Игорь Вячеславович Огурцов (родился 22 августа 1937 года) – философ, лидер антикоммунистического подполья в СССР, основатель и руководитель Всероссийского социал-христианского союза освобождения народа (ВСХСОН) был осуждён на 20 лет лагерей, в 1987 году эмигрировал в Германию, в 1992 году вернулся в Россию. Об опыте своей «подсоветской жизни» он рассказал в интервью «Столу».
– Как Вы пережили распад СССР?
– Я не застал его по времени – был в эмиграции. После 20 лет «брежневско-андроповского курорта» я с родителями, которым Господь дал пережить всё это, уехал в эмиграцию в 87-м году. И до 93-го года мы были в Западной Германии. И потом вернулись. Но увидели страну совсем не такую, какую мы представляли себе.
– Удалось ли вчерашним эмигрантам поучаствовать в строительстве новой России? Вашим друзьям, кому-то из ваших знакомых, вам лично?
– Нет-нет. Не было такой ситуации, которая включила бы нас в этот процесс. И процесс сам по себе был не тот, в котором нам хотелось участвовать.
– Почему же?
– Потому что не в ту сторону пошло. Конечно, единственное, что мы могли бы одобрить и считать достижением, – это конец тоталитарной системы. Это единственный плюс огромный. Но и конец тоталитарной системы не тем завершился. А сейчас мы – половина уже в мире ином, а остальным уже за 80 лет.
– Вы сами в 90-е годы участвовали в христианско-демократическом союзе вместе с Аксючицем и Огородниковым?
– Нет. Мы с ними были довольно-таки хорошо знакомы. Виделись, когда уже можно было выезжать из Союза. Они приезжали в ФРГ. В Мюнхене у меня «база» была. И мы виделись с ними несколько раз.
– Какой оптимальный путь для преобразования советской системы вы видели, будучи основателем ВСХСОН? Общество должно было измениться, мирно приняв какие-то идеи; или это должна была стать вооружённая борьба за свою страну – новая гражданская война или какой-то переворот сверху?
– В самом начале что-то предвидеть и рассчитывать на определённый успех было трудно. Представить себе, что произойдёт все так, как случилось, то есть сверху, – это было трудно. Но то, что система себя рано или поздно изживёт, мы понимали. Мы три с лишним года были на подпольном положении. Казалось, что время близко. То, что до краха КПСС пройдёт ещё больше 10 лет, было трудно себе представить.
– Сколько человек было в ВСХСОН на пике вашей деятельности?
– Предано суду было 30 человек. Но это начальный этап.
– Возможно, для советской власти ваша организация была наиболее опасной, так как вы допускали вооружённое сопротивление режиму. Этим, кстати вы отличались от диссидентского движения, которое скорее могло выходить с плакатами «на заклание», чем возглавлять активную борьбу.
– Да, конечно.
– После выдворения из Союза как вас приняла эмиграция? Чувствовали ли Вы поддержку там?

--

| ПОСТАНОВКА ЗАДАЧИ |
Продолжите интервью с Игорем Огурцовым, начав сразу после последней реплики в тексте.

--

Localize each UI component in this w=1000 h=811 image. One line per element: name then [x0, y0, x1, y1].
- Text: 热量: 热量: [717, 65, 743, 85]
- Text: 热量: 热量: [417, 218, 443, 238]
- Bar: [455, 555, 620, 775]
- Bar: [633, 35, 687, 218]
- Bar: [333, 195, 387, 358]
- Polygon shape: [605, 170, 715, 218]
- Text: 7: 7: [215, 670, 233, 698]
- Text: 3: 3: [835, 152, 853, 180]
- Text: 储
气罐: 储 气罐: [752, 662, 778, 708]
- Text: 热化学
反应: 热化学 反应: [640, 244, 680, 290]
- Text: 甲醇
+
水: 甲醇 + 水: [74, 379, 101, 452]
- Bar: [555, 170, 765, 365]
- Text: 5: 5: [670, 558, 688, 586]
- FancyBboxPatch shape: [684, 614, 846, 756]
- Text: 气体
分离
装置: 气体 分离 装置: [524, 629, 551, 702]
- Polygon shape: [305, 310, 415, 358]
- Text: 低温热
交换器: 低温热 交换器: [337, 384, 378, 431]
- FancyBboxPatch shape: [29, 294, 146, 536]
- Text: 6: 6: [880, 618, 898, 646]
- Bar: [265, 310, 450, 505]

--

| ОТВЕТ К ЗАДАЧЕ |
– В эмиграцию (ещё будучи в подполье) мы отправили нашу программу, была такая возможность. Отправили во Францию Никите Струве. Он тогда ещё был жив. И он издал её, потом её издал «Посев» (издательство, учреждённое русскими эмигрантами в Германии, – ред.). В эмиграции с 1976 года знали о нас довольно подробно и были весьма воодушевлены наличием такой организации. Потом, когда мы уже туда приехали в 1988 году, о нас знала вся эмиграция. Ещё и в период моей ссылки было много публикаций в Америке, Германии. Даже фильмы были сняты эмигрантские и проходили показы, в частности в Штатах. Эти фильмы все есть в интернете.
– Вы встречались с Солженицыным?
– Нет, он был в Штатах, в Вермонте. А я в Штатах был много раз, но в Детройте.
– Переписывались с ним?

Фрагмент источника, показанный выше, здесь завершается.